Goal of the exercise>
Find all the lines with "attributes" and gather them.

=====

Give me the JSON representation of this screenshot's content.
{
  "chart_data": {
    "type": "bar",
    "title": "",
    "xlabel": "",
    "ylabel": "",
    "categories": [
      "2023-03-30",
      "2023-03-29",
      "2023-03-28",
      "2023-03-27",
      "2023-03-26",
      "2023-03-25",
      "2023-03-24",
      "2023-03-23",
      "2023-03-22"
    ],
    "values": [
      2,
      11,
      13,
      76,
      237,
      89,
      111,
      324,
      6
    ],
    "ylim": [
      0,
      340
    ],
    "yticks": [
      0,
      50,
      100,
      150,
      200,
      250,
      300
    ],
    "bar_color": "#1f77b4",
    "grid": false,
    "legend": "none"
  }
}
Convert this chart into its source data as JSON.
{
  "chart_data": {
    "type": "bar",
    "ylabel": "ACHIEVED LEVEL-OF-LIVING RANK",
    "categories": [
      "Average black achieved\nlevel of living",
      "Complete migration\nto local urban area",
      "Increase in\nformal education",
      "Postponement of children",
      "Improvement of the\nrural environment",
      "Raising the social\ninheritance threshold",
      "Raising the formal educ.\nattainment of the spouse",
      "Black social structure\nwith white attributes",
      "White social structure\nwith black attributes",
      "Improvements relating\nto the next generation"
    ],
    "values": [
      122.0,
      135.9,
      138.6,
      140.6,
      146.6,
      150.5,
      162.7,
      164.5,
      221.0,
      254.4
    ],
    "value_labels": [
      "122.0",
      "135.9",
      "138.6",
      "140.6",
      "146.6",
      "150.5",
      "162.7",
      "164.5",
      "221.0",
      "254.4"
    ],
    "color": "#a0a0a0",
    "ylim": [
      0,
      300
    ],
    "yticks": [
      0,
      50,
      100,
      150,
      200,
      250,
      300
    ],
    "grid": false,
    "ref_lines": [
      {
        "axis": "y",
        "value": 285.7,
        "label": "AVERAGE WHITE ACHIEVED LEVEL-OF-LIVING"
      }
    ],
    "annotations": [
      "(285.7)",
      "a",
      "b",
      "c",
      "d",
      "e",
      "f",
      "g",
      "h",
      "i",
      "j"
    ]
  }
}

=====

Output for this exercise>
      "Black social structure\nwith white attributes",
      "White social structure\nwith black attributes",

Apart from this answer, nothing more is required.